Dataset listings of figures
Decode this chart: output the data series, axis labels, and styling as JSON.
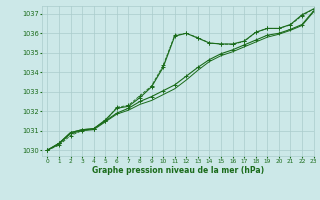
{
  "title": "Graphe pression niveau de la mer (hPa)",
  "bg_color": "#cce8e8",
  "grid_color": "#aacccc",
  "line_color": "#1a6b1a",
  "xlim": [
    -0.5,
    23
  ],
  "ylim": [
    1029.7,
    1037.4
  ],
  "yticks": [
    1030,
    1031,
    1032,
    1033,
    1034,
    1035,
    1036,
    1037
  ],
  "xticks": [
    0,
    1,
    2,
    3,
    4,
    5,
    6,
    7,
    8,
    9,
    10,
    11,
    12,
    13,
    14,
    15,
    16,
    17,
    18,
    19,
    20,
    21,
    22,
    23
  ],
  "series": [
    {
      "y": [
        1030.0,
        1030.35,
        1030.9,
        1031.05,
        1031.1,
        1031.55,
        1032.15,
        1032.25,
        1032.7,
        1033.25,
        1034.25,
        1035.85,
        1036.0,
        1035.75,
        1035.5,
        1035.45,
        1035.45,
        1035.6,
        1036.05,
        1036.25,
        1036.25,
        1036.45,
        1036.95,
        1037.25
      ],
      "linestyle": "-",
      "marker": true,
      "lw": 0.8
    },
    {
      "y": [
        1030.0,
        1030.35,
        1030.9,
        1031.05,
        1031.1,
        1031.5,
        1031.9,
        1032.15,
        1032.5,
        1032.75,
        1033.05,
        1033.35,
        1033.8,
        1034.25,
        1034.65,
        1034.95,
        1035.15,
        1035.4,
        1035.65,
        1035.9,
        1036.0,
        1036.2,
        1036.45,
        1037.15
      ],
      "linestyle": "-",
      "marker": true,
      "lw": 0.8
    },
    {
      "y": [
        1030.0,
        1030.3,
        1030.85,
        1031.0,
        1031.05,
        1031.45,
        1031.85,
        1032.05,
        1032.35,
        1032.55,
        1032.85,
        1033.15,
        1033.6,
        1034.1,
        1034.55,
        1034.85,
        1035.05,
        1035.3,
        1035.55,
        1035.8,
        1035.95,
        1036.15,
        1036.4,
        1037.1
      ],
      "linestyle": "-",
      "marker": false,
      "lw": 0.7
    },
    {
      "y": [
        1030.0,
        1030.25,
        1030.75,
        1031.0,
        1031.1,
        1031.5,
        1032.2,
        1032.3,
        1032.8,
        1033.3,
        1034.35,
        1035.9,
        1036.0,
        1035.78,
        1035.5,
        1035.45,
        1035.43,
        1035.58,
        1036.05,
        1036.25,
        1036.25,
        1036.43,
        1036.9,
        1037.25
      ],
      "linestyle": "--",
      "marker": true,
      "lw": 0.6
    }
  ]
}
--
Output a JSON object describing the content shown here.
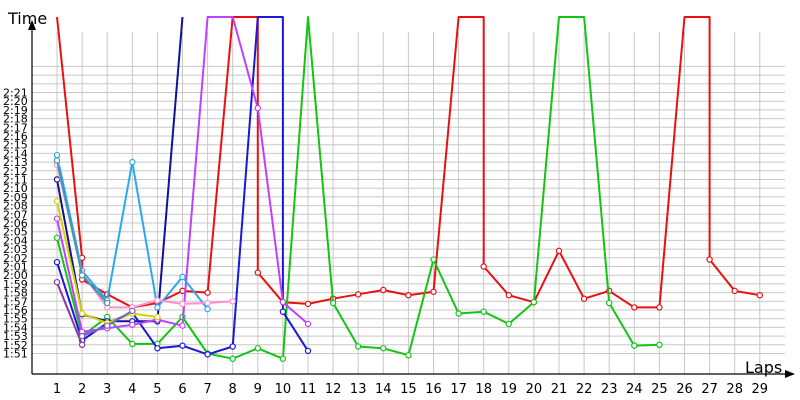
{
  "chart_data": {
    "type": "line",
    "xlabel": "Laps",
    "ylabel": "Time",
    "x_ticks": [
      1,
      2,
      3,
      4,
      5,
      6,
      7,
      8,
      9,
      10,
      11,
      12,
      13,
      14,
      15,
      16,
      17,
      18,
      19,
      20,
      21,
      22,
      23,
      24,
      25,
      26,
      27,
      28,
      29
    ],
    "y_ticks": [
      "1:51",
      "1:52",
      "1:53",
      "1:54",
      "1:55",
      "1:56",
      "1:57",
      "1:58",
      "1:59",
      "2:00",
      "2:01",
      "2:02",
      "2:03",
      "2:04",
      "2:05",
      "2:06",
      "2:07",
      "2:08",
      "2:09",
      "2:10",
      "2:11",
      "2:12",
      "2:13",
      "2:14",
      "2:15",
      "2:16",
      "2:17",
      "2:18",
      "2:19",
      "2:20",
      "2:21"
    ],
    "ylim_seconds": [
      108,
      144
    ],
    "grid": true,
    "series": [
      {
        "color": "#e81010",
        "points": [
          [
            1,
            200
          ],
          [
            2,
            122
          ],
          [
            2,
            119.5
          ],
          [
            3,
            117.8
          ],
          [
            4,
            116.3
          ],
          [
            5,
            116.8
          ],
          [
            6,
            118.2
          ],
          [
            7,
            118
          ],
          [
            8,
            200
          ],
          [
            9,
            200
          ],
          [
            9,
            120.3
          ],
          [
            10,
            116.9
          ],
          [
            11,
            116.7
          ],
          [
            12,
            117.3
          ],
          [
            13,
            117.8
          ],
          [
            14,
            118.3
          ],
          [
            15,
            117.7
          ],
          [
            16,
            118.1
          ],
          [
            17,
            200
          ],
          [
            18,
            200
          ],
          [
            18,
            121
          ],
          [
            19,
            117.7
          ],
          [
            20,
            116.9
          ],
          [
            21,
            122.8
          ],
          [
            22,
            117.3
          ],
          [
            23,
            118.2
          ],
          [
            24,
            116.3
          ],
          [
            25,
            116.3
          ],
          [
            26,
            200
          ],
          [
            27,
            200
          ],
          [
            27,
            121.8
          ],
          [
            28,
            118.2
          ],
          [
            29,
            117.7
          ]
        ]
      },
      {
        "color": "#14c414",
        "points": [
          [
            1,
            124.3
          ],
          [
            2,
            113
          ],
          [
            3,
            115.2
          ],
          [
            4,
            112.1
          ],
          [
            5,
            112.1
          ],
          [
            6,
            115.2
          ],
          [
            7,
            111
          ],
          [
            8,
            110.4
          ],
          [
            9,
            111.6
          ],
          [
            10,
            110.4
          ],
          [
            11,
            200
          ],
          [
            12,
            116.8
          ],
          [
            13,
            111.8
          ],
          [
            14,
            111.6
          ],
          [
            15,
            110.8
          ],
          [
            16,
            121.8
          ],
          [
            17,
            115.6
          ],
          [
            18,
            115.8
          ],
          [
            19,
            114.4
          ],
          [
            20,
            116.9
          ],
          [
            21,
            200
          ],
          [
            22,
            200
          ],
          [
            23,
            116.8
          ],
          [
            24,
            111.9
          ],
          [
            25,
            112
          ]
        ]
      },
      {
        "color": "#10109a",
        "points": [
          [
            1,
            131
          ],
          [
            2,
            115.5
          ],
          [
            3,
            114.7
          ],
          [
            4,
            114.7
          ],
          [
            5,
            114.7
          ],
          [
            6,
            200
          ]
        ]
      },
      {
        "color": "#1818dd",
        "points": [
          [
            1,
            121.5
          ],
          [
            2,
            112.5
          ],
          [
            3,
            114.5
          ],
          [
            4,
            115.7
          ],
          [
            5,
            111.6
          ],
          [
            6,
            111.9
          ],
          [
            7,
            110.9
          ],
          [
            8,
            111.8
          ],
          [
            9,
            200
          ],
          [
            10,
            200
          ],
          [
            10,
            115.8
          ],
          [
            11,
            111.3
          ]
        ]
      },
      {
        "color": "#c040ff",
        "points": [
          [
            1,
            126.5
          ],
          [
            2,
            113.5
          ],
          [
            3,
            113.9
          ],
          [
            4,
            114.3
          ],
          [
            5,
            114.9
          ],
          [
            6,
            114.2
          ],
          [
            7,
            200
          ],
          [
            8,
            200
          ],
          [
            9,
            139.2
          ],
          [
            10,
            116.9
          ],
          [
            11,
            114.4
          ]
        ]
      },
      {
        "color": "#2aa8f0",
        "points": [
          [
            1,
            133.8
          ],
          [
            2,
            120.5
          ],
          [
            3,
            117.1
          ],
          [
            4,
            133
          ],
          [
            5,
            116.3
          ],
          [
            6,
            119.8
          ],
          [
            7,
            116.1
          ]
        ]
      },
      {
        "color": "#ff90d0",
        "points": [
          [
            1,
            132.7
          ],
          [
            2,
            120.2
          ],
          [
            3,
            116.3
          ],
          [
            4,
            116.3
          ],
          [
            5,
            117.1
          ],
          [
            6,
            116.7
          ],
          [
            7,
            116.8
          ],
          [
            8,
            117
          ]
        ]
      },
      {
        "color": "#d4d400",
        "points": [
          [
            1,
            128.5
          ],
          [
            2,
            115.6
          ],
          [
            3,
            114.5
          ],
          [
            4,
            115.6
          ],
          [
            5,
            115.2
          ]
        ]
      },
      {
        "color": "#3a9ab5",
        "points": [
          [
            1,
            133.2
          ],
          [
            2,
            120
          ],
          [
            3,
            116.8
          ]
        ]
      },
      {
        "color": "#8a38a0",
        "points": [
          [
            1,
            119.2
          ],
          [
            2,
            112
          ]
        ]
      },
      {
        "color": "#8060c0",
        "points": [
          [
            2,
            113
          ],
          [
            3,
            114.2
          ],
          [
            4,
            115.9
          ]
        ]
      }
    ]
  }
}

▶ [WRITTEN TASK]
Find each line that has the word "series", then copy it out.

▶ [EXERCISE RESULT]
Decode this chart: output the data series, axis labels, and styling as JSON.
  "series": [
    "series": [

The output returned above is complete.